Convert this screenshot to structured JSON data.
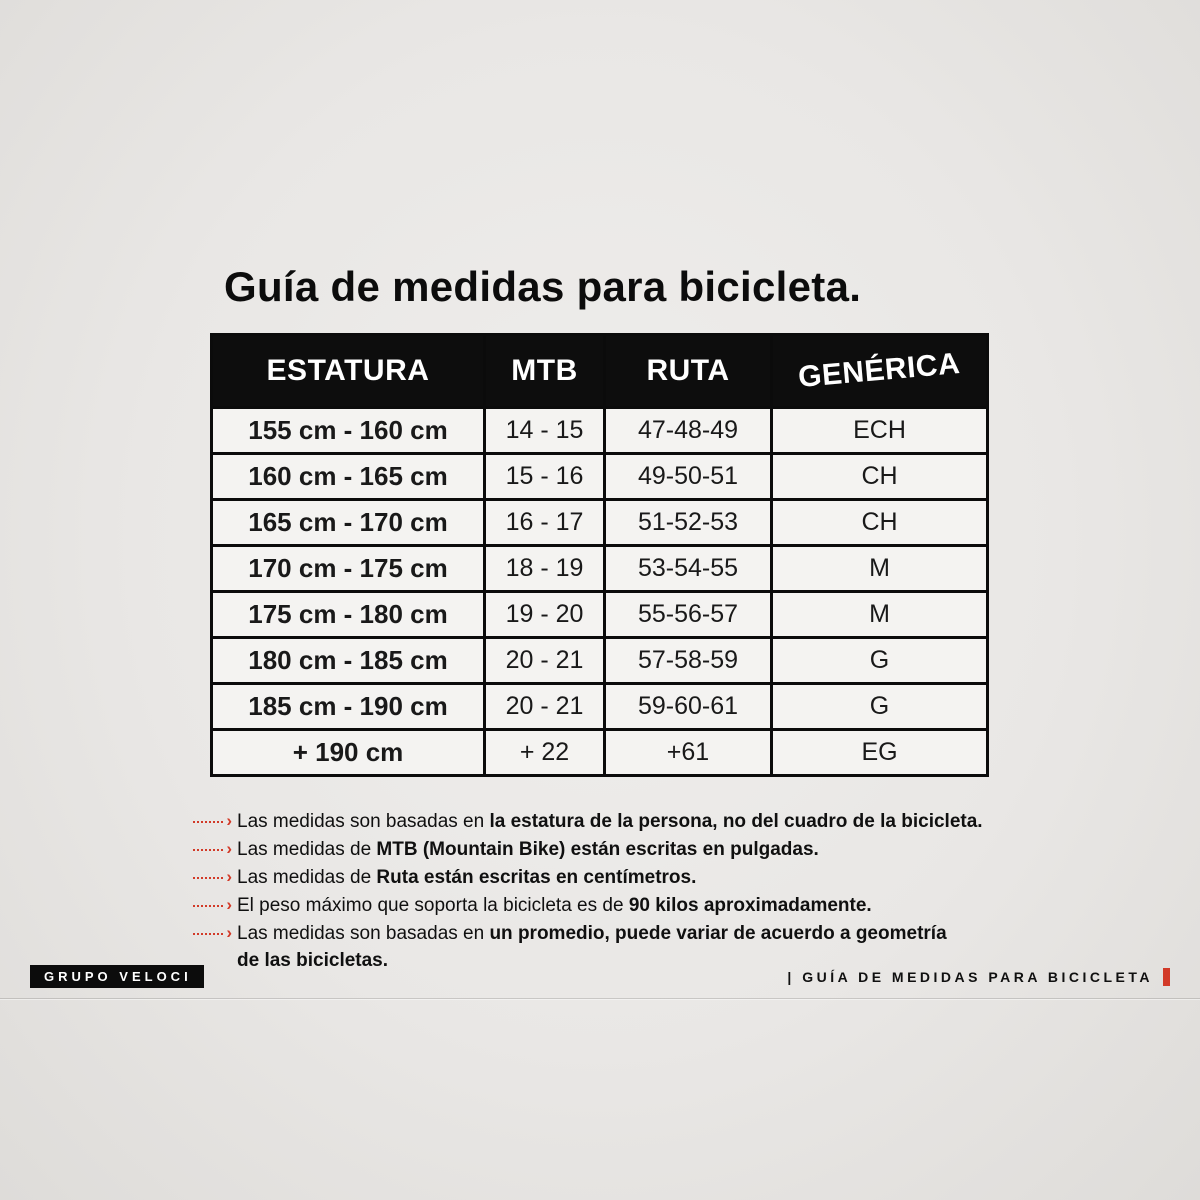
{
  "page": {
    "title": "Guía de medidas para bicicleta."
  },
  "table": {
    "headers": [
      "ESTATURA",
      "MTB",
      "RUTA",
      "GENÉRICA"
    ],
    "rows": [
      {
        "estatura": "155 cm - 160 cm",
        "mtb": "14 - 15",
        "ruta": "47-48-49",
        "generica": "ECH"
      },
      {
        "estatura": "160 cm - 165 cm",
        "mtb": "15 - 16",
        "ruta": "49-50-51",
        "generica": "CH"
      },
      {
        "estatura": "165 cm - 170 cm",
        "mtb": "16 - 17",
        "ruta": "51-52-53",
        "generica": "CH"
      },
      {
        "estatura": "170 cm - 175 cm",
        "mtb": "18 - 19",
        "ruta": "53-54-55",
        "generica": "M"
      },
      {
        "estatura": "175 cm - 180 cm",
        "mtb": "19 - 20",
        "ruta": "55-56-57",
        "generica": "M"
      },
      {
        "estatura": "180 cm - 185 cm",
        "mtb": "20 - 21",
        "ruta": "57-58-59",
        "generica": "G"
      },
      {
        "estatura": "185 cm - 190 cm",
        "mtb": "20 - 21",
        "ruta": "59-60-61",
        "generica": "G"
      },
      {
        "estatura": "+ 190 cm",
        "mtb": "+ 22",
        "ruta": "+61",
        "generica": "EG"
      }
    ]
  },
  "notes": [
    {
      "prefix": "Las medidas son basadas en ",
      "bold": "la estatura de la persona, no del cuadro de la bicicleta."
    },
    {
      "prefix": "Las medidas de ",
      "bold": "MTB (Mountain Bike) están escritas en pulgadas."
    },
    {
      "prefix": "Las medidas de ",
      "bold": "Ruta están escritas en centímetros."
    },
    {
      "prefix": "El peso máximo que soporta la bicicleta es de ",
      "bold": "90 kilos aproximadamente."
    },
    {
      "prefix": "Las medidas son basadas en ",
      "bold": "un promedio, puede variar de acuerdo a geometría",
      "bold2": "de las bicicletas."
    }
  ],
  "footer": {
    "brand": "GRUPO VELOCI",
    "caption": "| GUÍA DE MEDIDAS PARA BICICLETA"
  },
  "icons": {
    "arrow_chevron": "›"
  },
  "colors": {
    "accent_red": "#d23a28",
    "table_header_bg": "#0d0d0d",
    "background": "#e9e7e5"
  }
}
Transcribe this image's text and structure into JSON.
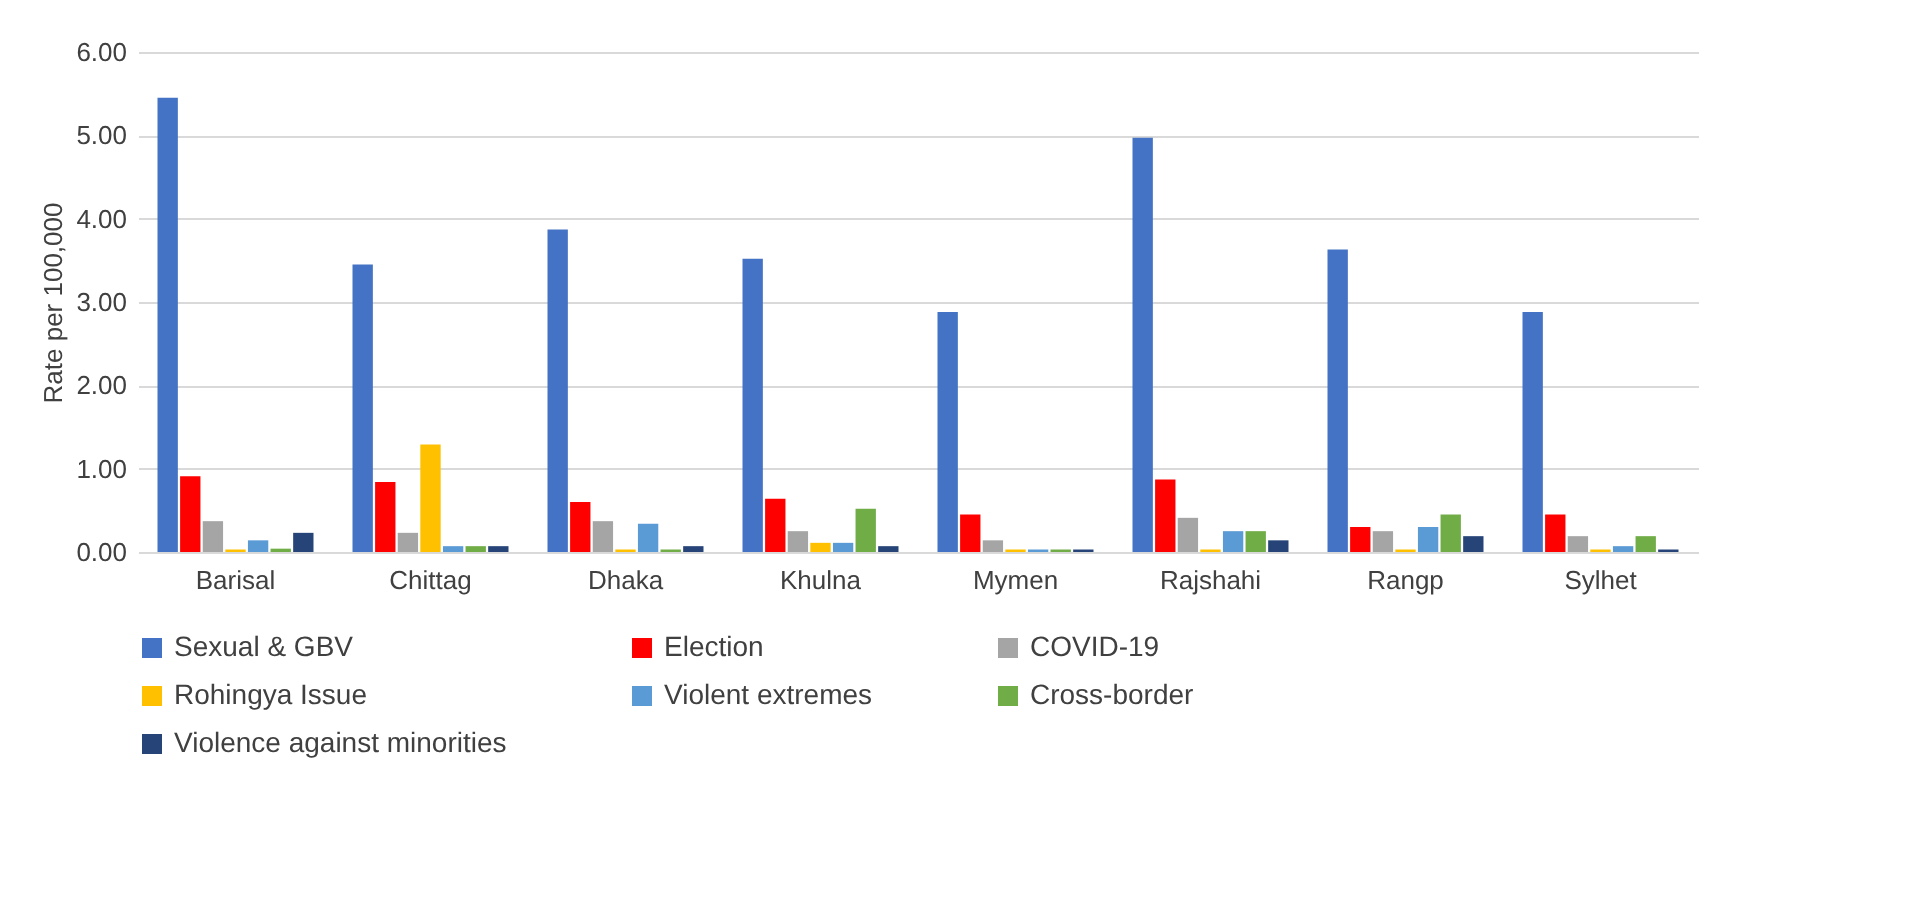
{
  "chart_data": {
    "type": "bar",
    "ylabel": "Rate per 100,000",
    "categories": [
      "Barisal",
      "Chittag",
      "Dhaka",
      "Khulna",
      "Mymen",
      "Rajshahi",
      "Rangp",
      "Sylhet"
    ],
    "series": [
      {
        "name": "Sexual & GBV",
        "color": "#4472c4",
        "values": [
          5.45,
          3.45,
          3.87,
          3.52,
          2.88,
          4.97,
          3.63,
          2.88
        ]
      },
      {
        "name": "Election",
        "color": "#ff0000",
        "values": [
          0.91,
          0.84,
          0.6,
          0.64,
          0.45,
          0.87,
          0.3,
          0.45
        ]
      },
      {
        "name": "COVID-19",
        "color": "#a5a5a5",
        "values": [
          0.37,
          0.23,
          0.37,
          0.25,
          0.14,
          0.41,
          0.25,
          0.19
        ]
      },
      {
        "name": "Rohingya Issue",
        "color": "#ffc000",
        "values": [
          0.03,
          1.29,
          0.03,
          0.11,
          0.03,
          0.03,
          0.03,
          0.03
        ]
      },
      {
        "name": "Violent extremes",
        "color": "#5b9bd5",
        "values": [
          0.14,
          0.07,
          0.34,
          0.11,
          0.03,
          0.25,
          0.3,
          0.07
        ]
      },
      {
        "name": "Cross-border",
        "color": "#70ad47",
        "values": [
          0.04,
          0.07,
          0.03,
          0.52,
          0.03,
          0.25,
          0.45,
          0.19
        ]
      },
      {
        "name": "Violence against minorities",
        "color": "#264478",
        "values": [
          0.23,
          0.07,
          0.07,
          0.07,
          0.03,
          0.14,
          0.19,
          0.03
        ]
      }
    ],
    "ylim": [
      0,
      6
    ],
    "yticks": [
      {
        "value": 0,
        "label": "0.00"
      },
      {
        "value": 1,
        "label": "1.00"
      },
      {
        "value": 2,
        "label": "2.00"
      },
      {
        "value": 3,
        "label": "3.00"
      },
      {
        "value": 4,
        "label": "4.00"
      },
      {
        "value": 5,
        "label": "5.00"
      },
      {
        "value": 6,
        "label": "6.00"
      }
    ],
    "grid": "y",
    "legend": "bottom"
  }
}
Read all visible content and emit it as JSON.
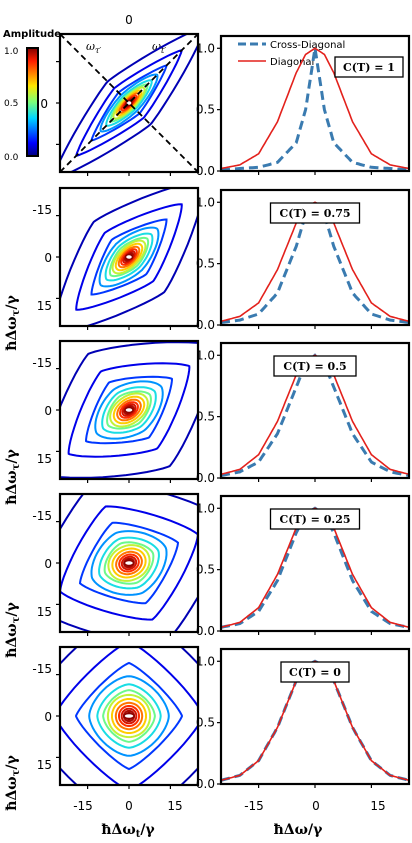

The exercise: Repeat the material above in full and exactly, apart from the pictures.

Output for this exercise:
Convert this screenshot to structured JSON data.
{
  "page": {
    "title": "Guía de medidas para bicicleta."
  },
  "table": {
    "headers": [
      "ESTATURA",
      "MTB",
      "RUTA",
      "GENÉRICA"
    ],
    "rows": [
      {
        "estatura": "155 cm - 160 cm",
        "mtb": "14 - 15",
        "ruta": "47-48-49",
        "generica": "ECH"
      },
      {
        "estatura": "160 cm - 165 cm",
        "mtb": "15 - 16",
        "ruta": "49-50-51",
        "generica": "CH"
      },
      {
        "estatura": "165 cm - 170 cm",
        "mtb": "16 - 17",
        "ruta": "51-52-53",
        "generica": "CH"
      },
      {
        "estatura": "170 cm - 175 cm",
        "mtb": "18 - 19",
        "ruta": "53-54-55",
        "generica": "M"
      },
      {
        "estatura": "175 cm - 180 cm",
        "mtb": "19 - 20",
        "ruta": "55-56-57",
        "generica": "M"
      },
      {
        "estatura": "180 cm - 185 cm",
        "mtb": "20 - 21",
        "ruta": "57-58-59",
        "generica": "G"
      },
      {
        "estatura": "185 cm - 190 cm",
        "mtb": "20 - 21",
        "ruta": "59-60-61",
        "generica": "G"
      },
      {
        "estatura": "+ 190 cm",
        "mtb": "+ 22",
        "ruta": "+61",
        "generica": "EG"
      }
    ]
  },
  "notes": [
    {
      "prefix": "Las medidas son basadas en ",
      "bold": "la estatura de la persona, no del cuadro de la bicicleta."
    },
    {
      "prefix": "Las medidas de ",
      "bold": "MTB (Mountain Bike) están escritas en pulgadas."
    },
    {
      "prefix": "Las medidas de ",
      "bold": "Ruta están escritas en centímetros."
    },
    {
      "prefix": "El peso máximo que soporta la bicicleta es de ",
      "bold": "90 kilos aproximadamente."
    },
    {
      "prefix": "Las medidas son basadas en ",
      "bold": "un promedio, puede variar de acuerdo a geometría",
      "bold2": "de las bicicletas."
    }
  ],
  "footer": {
    "brand": "GRUPO VELOCI",
    "caption": "| GUÍA DE MEDIDAS PARA BICICLETA"
  },
  "icons": {
    "arrow_chevron": "›"
  },
  "colors": {
    "accent_red": "#d23a28",
    "table_header_bg": "#0d0d0d",
    "background": "#e9e7e5"
  }
}
Transcribe this image's text and structure into JSON.
{
  "chart_data": {
    "type": "bar",
    "ylabel": "Rate per 100,000",
    "categories": [
      "Barisal",
      "Chittag",
      "Dhaka",
      "Khulna",
      "Mymen",
      "Rajshahi",
      "Rangp",
      "Sylhet"
    ],
    "series": [
      {
        "name": "Sexual & GBV",
        "color": "#4472c4",
        "values": [
          5.45,
          3.45,
          3.87,
          3.52,
          2.88,
          4.97,
          3.63,
          2.88
        ]
      },
      {
        "name": "Election",
        "color": "#ff0000",
        "values": [
          0.91,
          0.84,
          0.6,
          0.64,
          0.45,
          0.87,
          0.3,
          0.45
        ]
      },
      {
        "name": "COVID-19",
        "color": "#a5a5a5",
        "values": [
          0.37,
          0.23,
          0.37,
          0.25,
          0.14,
          0.41,
          0.25,
          0.19
        ]
      },
      {
        "name": "Rohingya Issue",
        "color": "#ffc000",
        "values": [
          0.03,
          1.29,
          0.03,
          0.11,
          0.03,
          0.03,
          0.03,
          0.03
        ]
      },
      {
        "name": "Violent extremes",
        "color": "#5b9bd5",
        "values": [
          0.14,
          0.07,
          0.34,
          0.11,
          0.03,
          0.25,
          0.3,
          0.07
        ]
      },
      {
        "name": "Cross-border",
        "color": "#70ad47",
        "values": [
          0.04,
          0.07,
          0.03,
          0.52,
          0.03,
          0.25,
          0.45,
          0.19
        ]
      },
      {
        "name": "Violence against minorities",
        "color": "#264478",
        "values": [
          0.23,
          0.07,
          0.07,
          0.07,
          0.03,
          0.14,
          0.19,
          0.03
        ]
      }
    ],
    "ylim": [
      0,
      6
    ],
    "yticks": [
      {
        "value": 0,
        "label": "0.00"
      },
      {
        "value": 1,
        "label": "1.00"
      },
      {
        "value": 2,
        "label": "2.00"
      },
      {
        "value": 3,
        "label": "3.00"
      },
      {
        "value": 4,
        "label": "4.00"
      },
      {
        "value": 5,
        "label": "5.00"
      },
      {
        "value": 6,
        "label": "6.00"
      }
    ],
    "grid": "y",
    "legend": "bottom"
  }
}
Read all visible content and emit it as JSON.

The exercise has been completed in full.